## Supplied material
⁂
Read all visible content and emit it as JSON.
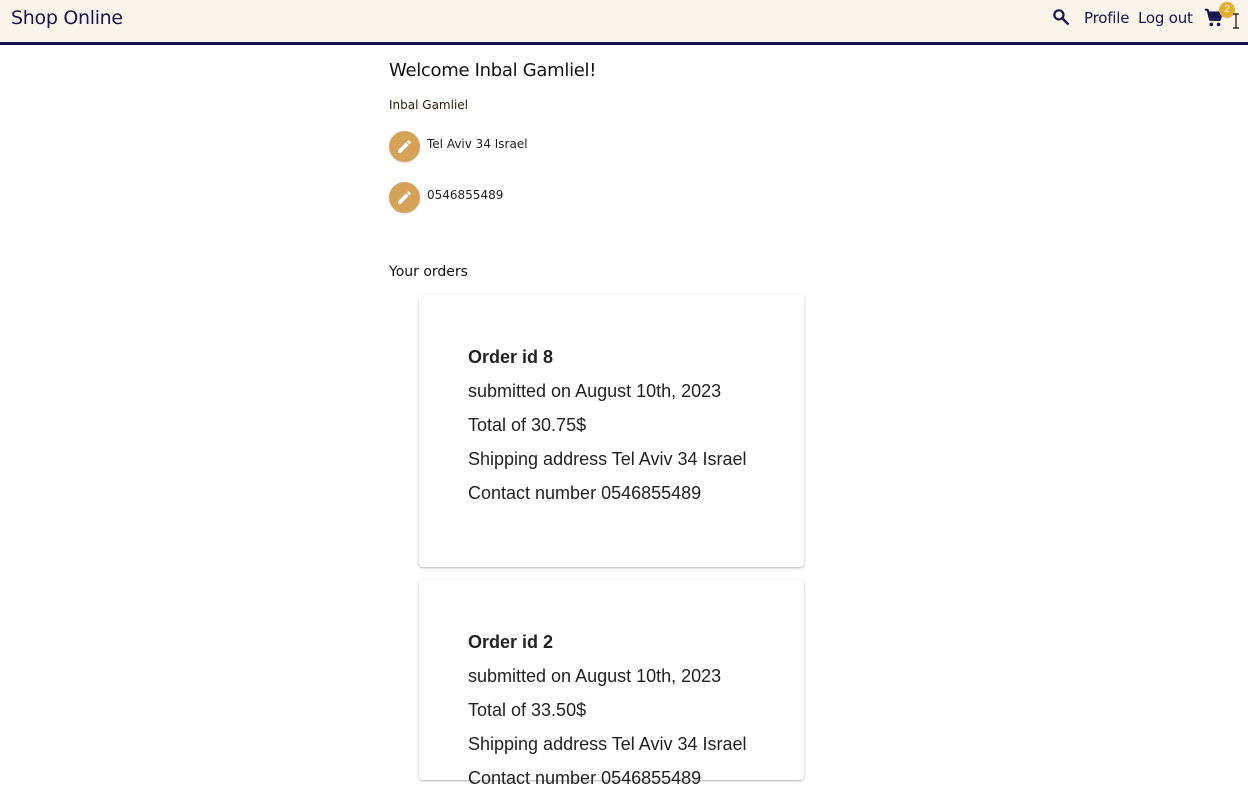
{
  "app": {
    "title": "Shop Online"
  },
  "nav": {
    "profile": "Profile",
    "logout": "Log out",
    "cart_count": "2"
  },
  "user": {
    "welcome": "Welcome Inbal Gamliel!",
    "name": "Inbal Gamliel",
    "address": "Tel Aviv 34 Israel",
    "phone": "0546855489"
  },
  "orders_title": "Your orders",
  "orders": [
    {
      "id": "Order id 8",
      "submitted": "submitted on August 10th, 2023",
      "total": "Total of 30.75$",
      "shipping": "Shipping address Tel Aviv 34 Israel",
      "contact": "Contact number 0546855489"
    },
    {
      "id": "Order id 2",
      "submitted": "submitted on August 10th, 2023",
      "total": "Total of 33.50$",
      "shipping": "Shipping address Tel Aviv 34 Israel",
      "contact": "Contact number 0546855489"
    }
  ],
  "colors": {
    "accent": "#d5a257",
    "navy": "#14164f",
    "header_bg": "#faf4ea",
    "badge": "#e6ad2a"
  }
}
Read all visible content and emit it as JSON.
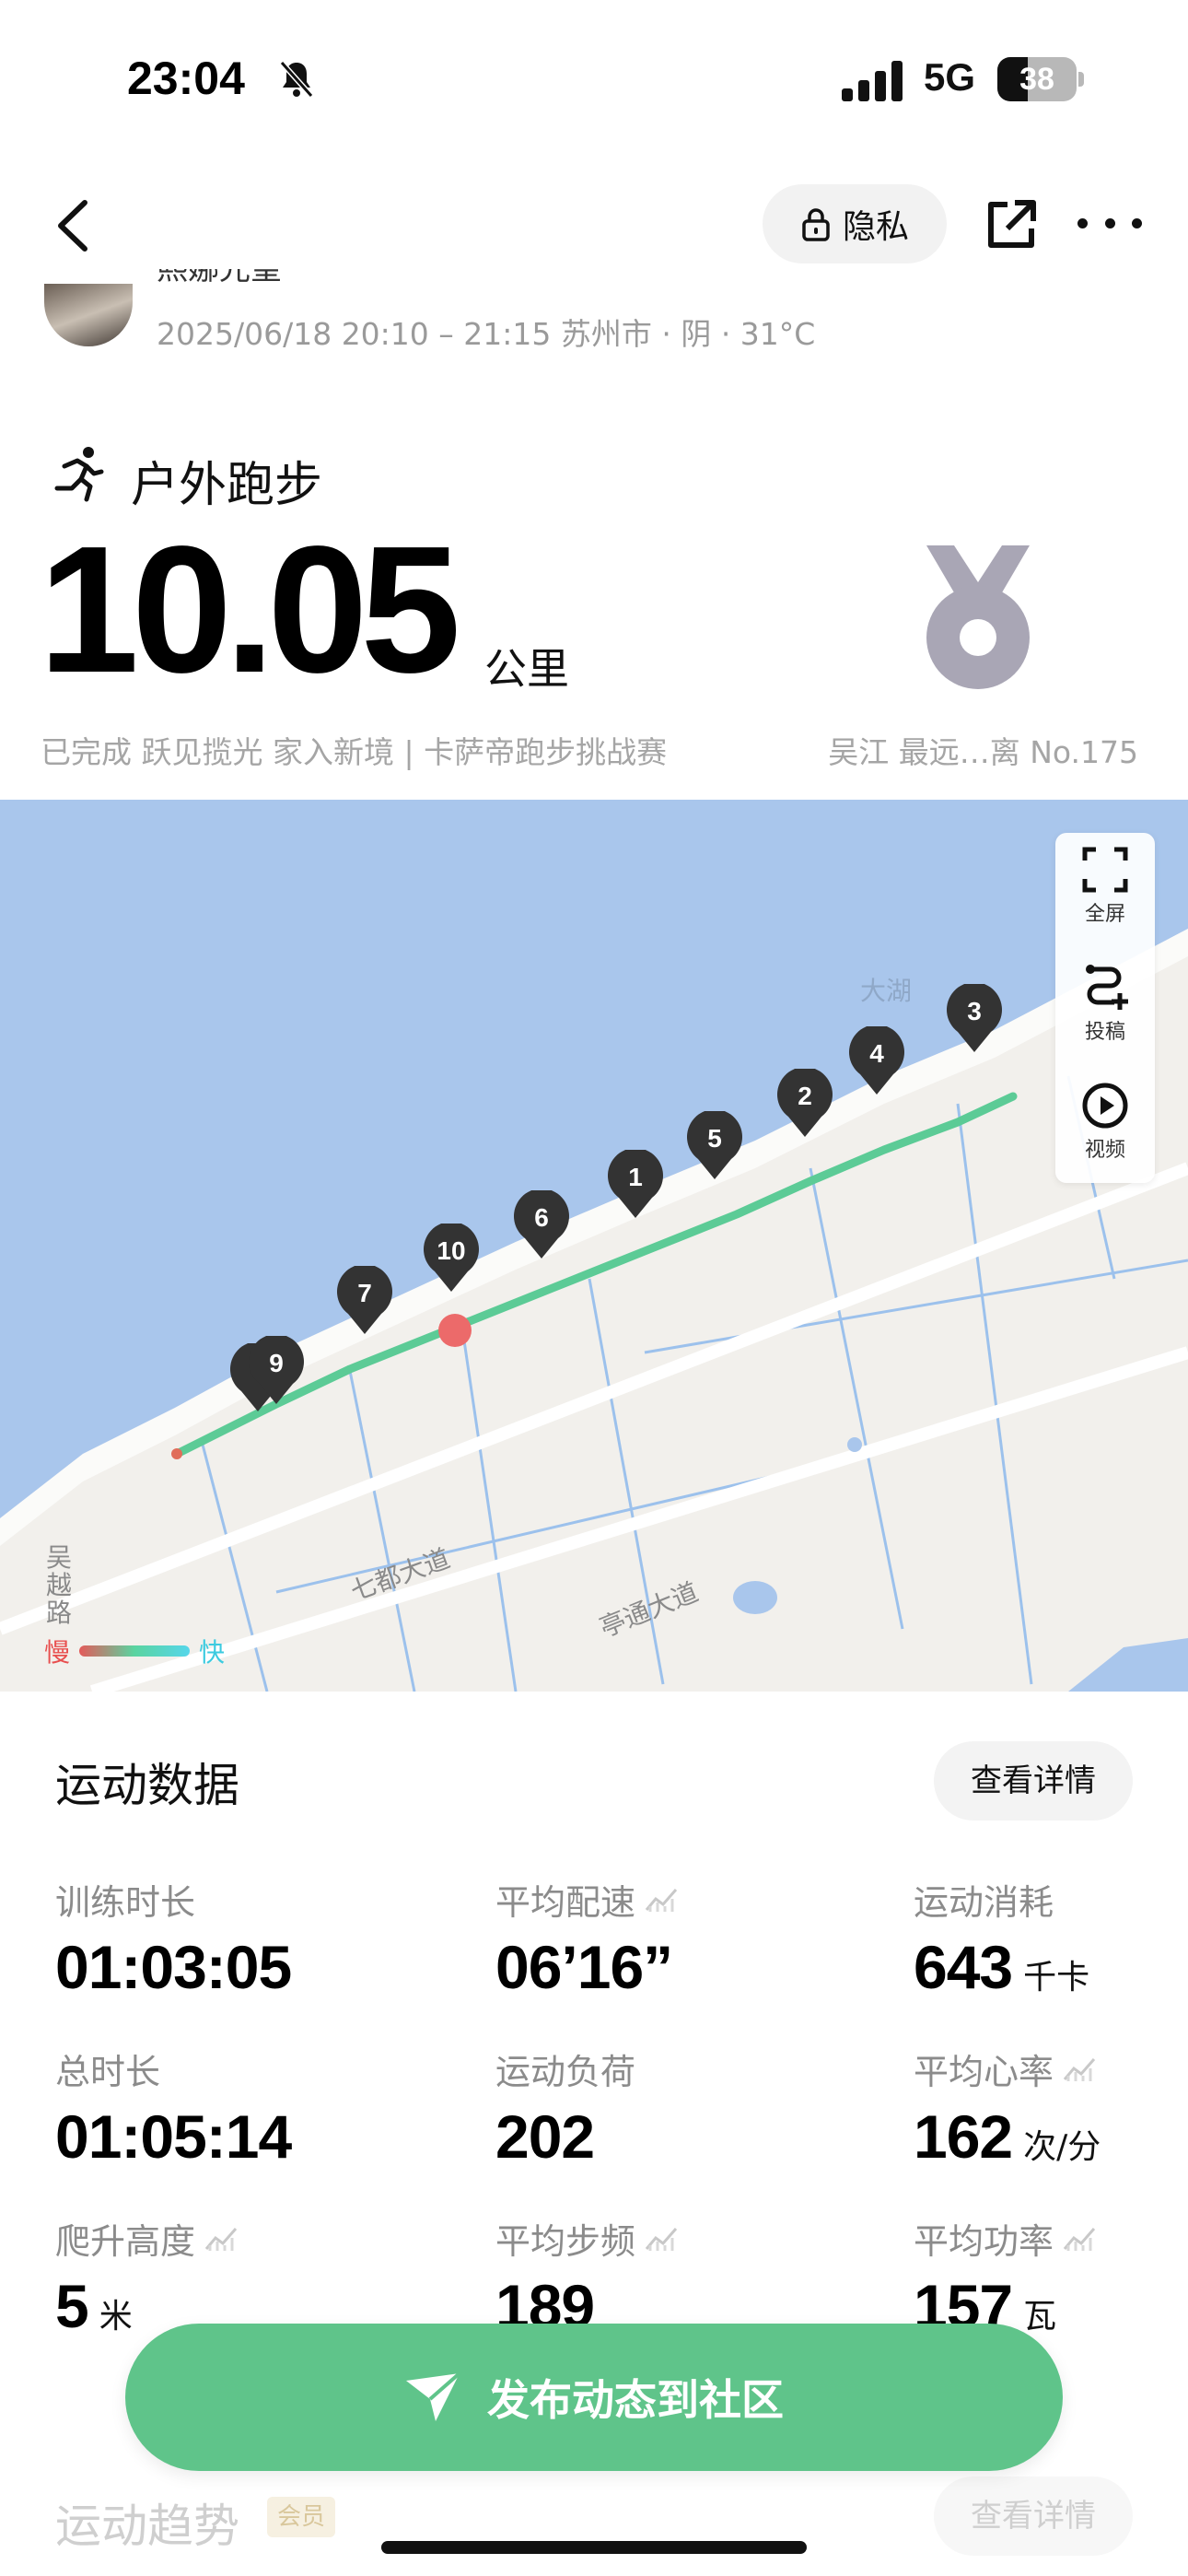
{
  "status_bar": {
    "time": "23:04",
    "network": "5G",
    "battery": "38",
    "battery_level": 0.38
  },
  "header": {
    "privacy_label": "隐私"
  },
  "profile": {
    "username": "熙娜光皇",
    "meta": "2025/06/18 20:10 – 21:15 苏州市 · 阴 · 31°C"
  },
  "activity": {
    "type": "户外跑步",
    "distance": "10.05",
    "unit": "公里",
    "event": "已完成 跃见揽光 家入新境 | 卡萨帝跑步挑战赛",
    "rank": "吴江 最远…离 No.175"
  },
  "map": {
    "tools": [
      {
        "name": "fullscreen",
        "label": "全屏"
      },
      {
        "name": "cast",
        "label": "投稿"
      },
      {
        "name": "video",
        "label": "视频"
      }
    ],
    "markers": [
      "3",
      "4",
      "2",
      "5",
      "1",
      "6",
      "10",
      "7",
      "9"
    ],
    "labels": {
      "lake": "大湖",
      "road1": "吴越路",
      "road2": "七都大道",
      "road3": "亭通大道"
    },
    "legend": {
      "slow": "慢",
      "fast": "快"
    }
  },
  "stats": {
    "title": "运动数据",
    "detail_label": "查看详情",
    "items": [
      {
        "label": "训练时长",
        "value": "01:03:05",
        "unit": ""
      },
      {
        "label": "平均配速",
        "value": "06’16”",
        "unit": ""
      },
      {
        "label": "运动消耗",
        "value": "643",
        "unit": "千卡"
      },
      {
        "label": "总时长",
        "value": "01:05:14",
        "unit": ""
      },
      {
        "label": "运动负荷",
        "value": "202",
        "unit": ""
      },
      {
        "label": "平均心率",
        "value": "162",
        "unit": "次/分"
      },
      {
        "label": "爬升高度",
        "value": "5",
        "unit": "米"
      },
      {
        "label": "平均步频",
        "value": "189",
        "unit": ""
      },
      {
        "label": "平均功率",
        "value": "157",
        "unit": "瓦"
      }
    ]
  },
  "publish": {
    "label": "发布动态到社区"
  },
  "trend": {
    "title": "运动趋势",
    "badge": "会员",
    "detail_label": "查看详情"
  }
}
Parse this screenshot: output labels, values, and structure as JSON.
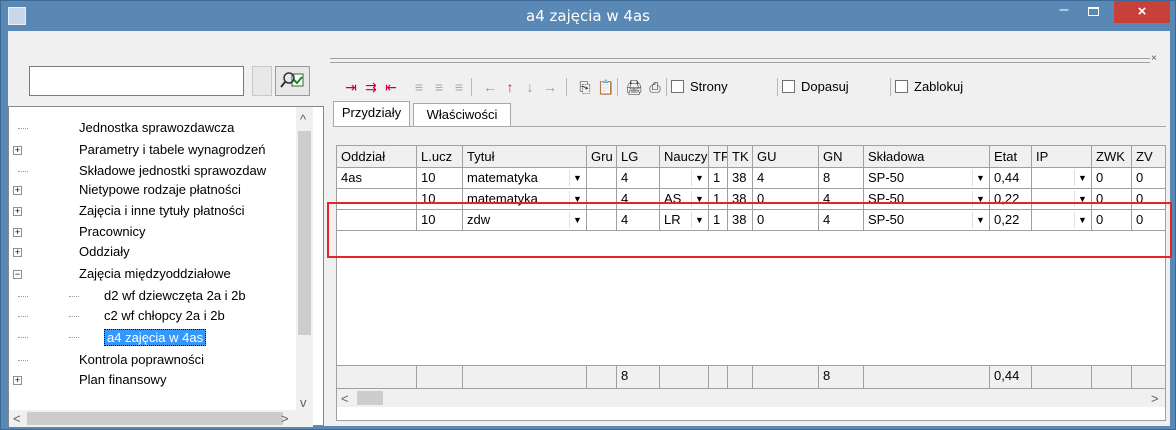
{
  "window": {
    "title": "a4 zajęcia w 4as",
    "minimize": "–",
    "close": "×"
  },
  "tree": {
    "items": [
      {
        "label": "Jednostka sprawozdawcza",
        "expander": ""
      },
      {
        "label": "Parametry i tabele wynagrodzeń",
        "expander": "+"
      },
      {
        "label": "Składowe jednostki sprawozdaw",
        "expander": ""
      },
      {
        "label": "Nietypowe rodzaje płatności",
        "expander": "+"
      },
      {
        "label": "Zajęcia i inne tytuły płatności",
        "expander": "+"
      },
      {
        "label": "Pracownicy",
        "expander": "+"
      },
      {
        "label": "Oddziały",
        "expander": "+"
      },
      {
        "label": "Zajęcia międzyoddziałowe",
        "expander": "−"
      },
      {
        "label": "d2 wf dziewczęta 2a i 2b",
        "expander": ""
      },
      {
        "label": "c2 wf chłopcy 2a i 2b",
        "expander": ""
      },
      {
        "label": "a4 zajęcia w 4as",
        "expander": "",
        "selected": true
      },
      {
        "label": "Kontrola poprawności",
        "expander": ""
      },
      {
        "label": "Plan finansowy",
        "expander": "+"
      }
    ]
  },
  "toolbar": {
    "checkboxes": [
      {
        "label": "Strony",
        "checked": false
      },
      {
        "label": "Dopasuj",
        "checked": false
      },
      {
        "label": "Zablokuj",
        "checked": false
      }
    ],
    "icons": [
      "insert-row-icon",
      "append-row-icon",
      "insert-before-icon",
      "disabled-icon-1",
      "disabled-icon-2",
      "disabled-icon-3",
      "arrow-left-icon",
      "arrow-up-icon",
      "arrow-down-icon",
      "arrow-right-icon",
      "copy-icon",
      "paste-icon",
      "print-preview-icon",
      "print-icon"
    ]
  },
  "tabs": [
    {
      "label": "Przydziały",
      "active": true
    },
    {
      "label": "Właściwości",
      "active": false
    }
  ],
  "grid": {
    "headers": [
      "Oddział",
      "L.ucz",
      "Tytuł",
      "Gru",
      "LG",
      "Nauczy",
      "TP",
      "TK",
      "GU",
      "GN",
      "Składowa",
      "Etat",
      "IP",
      "ZWK",
      "ZV"
    ],
    "rows": [
      [
        "4as",
        "10",
        "matematyka",
        "",
        "4",
        "",
        "1",
        "38",
        "4",
        "8",
        "SP-50",
        "0,44",
        "",
        "0",
        "0"
      ],
      [
        "",
        "10",
        "matematyka",
        "",
        "4",
        "AS",
        "1",
        "38",
        "0",
        "4",
        "SP-50",
        "0,22",
        "",
        "0",
        "0"
      ],
      [
        "",
        "10",
        "zdw",
        "",
        "4",
        "LR",
        "1",
        "38",
        "0",
        "4",
        "SP-50",
        "0,22",
        "",
        "0",
        "0"
      ]
    ],
    "footer": [
      "",
      "",
      "",
      "",
      "8",
      "",
      "",
      "",
      "",
      "8",
      "",
      "0,44",
      "",
      "",
      ""
    ]
  },
  "colors": {
    "titlebar": "#5a88b5",
    "close": "#c7403a",
    "selection": "#3399ff",
    "highlight": "#e3242b"
  }
}
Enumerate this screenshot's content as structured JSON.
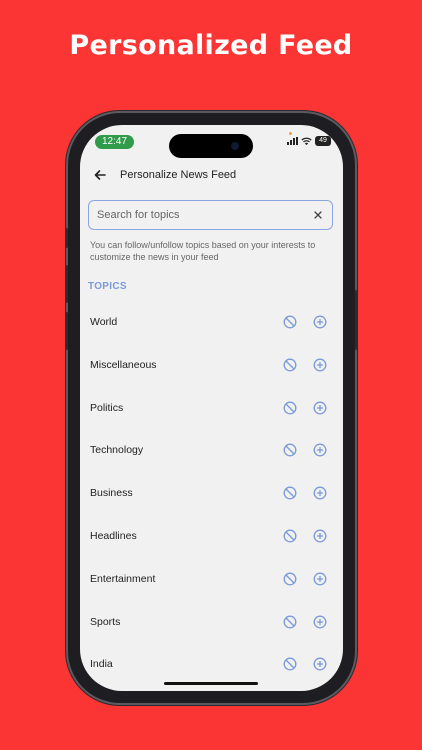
{
  "banner": {
    "title": "Personalized Feed"
  },
  "status_bar": {
    "time": "12:47",
    "battery": "49"
  },
  "nav": {
    "title": "Personalize News Feed",
    "back_icon": "arrow-left-icon"
  },
  "search": {
    "placeholder": "Search for topics",
    "value": "",
    "clear_icon": "close-icon"
  },
  "hint": "You can follow/unfollow topics based on your interests to customize the news in your feed",
  "section_title": "TOPICS",
  "topics": [
    {
      "label": "World"
    },
    {
      "label": "Miscellaneous"
    },
    {
      "label": "Politics"
    },
    {
      "label": "Technology"
    },
    {
      "label": "Business"
    },
    {
      "label": "Headlines"
    },
    {
      "label": "Entertainment"
    },
    {
      "label": "Sports"
    },
    {
      "label": "India"
    }
  ],
  "icons": {
    "block": "block-icon",
    "add": "plus-circle-icon"
  },
  "colors": {
    "background": "#fb3434",
    "accent": "#7a9ad8",
    "screen": "#f1f1f1"
  }
}
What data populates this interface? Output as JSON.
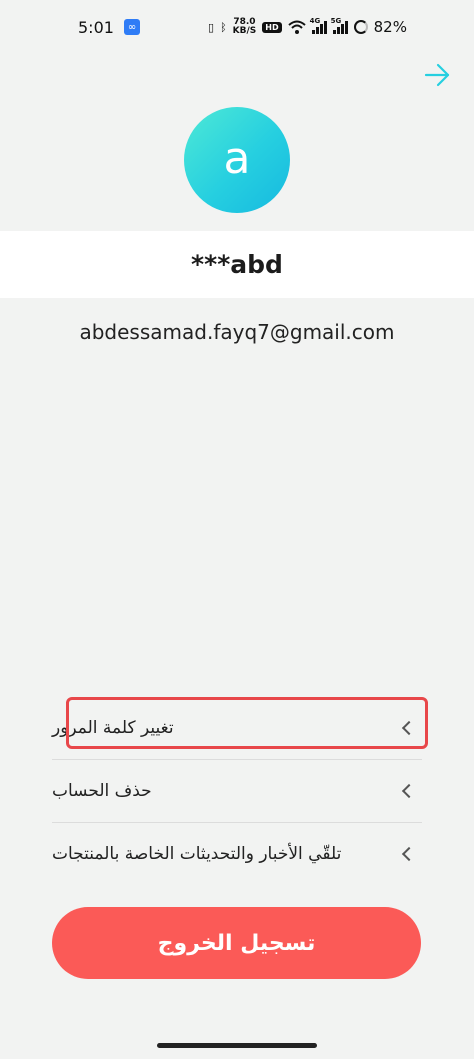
{
  "status_bar": {
    "time": "5:01",
    "speed_value": "78.0",
    "speed_unit": "KB/S",
    "hd_badge": "HD",
    "network_tag_1": "4G",
    "network_tag_2": "5G",
    "battery": "82%"
  },
  "profile": {
    "avatar_letter": "a",
    "username": "***abd",
    "email": "abdessamad.fayq7@gmail.com"
  },
  "menu": {
    "items": [
      {
        "label": "تغيير كلمة المرور"
      },
      {
        "label": "حذف الحساب"
      },
      {
        "label": "تلقّي الأخبار والتحديثات الخاصة بالمنتجات"
      }
    ]
  },
  "logout": {
    "label": "تسجيل الخروج"
  },
  "colors": {
    "accent": "#26cfe0",
    "logout": "#fb5a57",
    "highlight": "#e8474a",
    "background": "#f2f3f2"
  },
  "icons": {
    "forward": "arrow-right-icon",
    "chevron": "chevron-left-icon"
  }
}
⁂
## Instructions to follow
Make a copy of each line that contains the string "查看详情".

## Complete answer
    "detail_label": "查看详情",
    "detail_label": "查看详情"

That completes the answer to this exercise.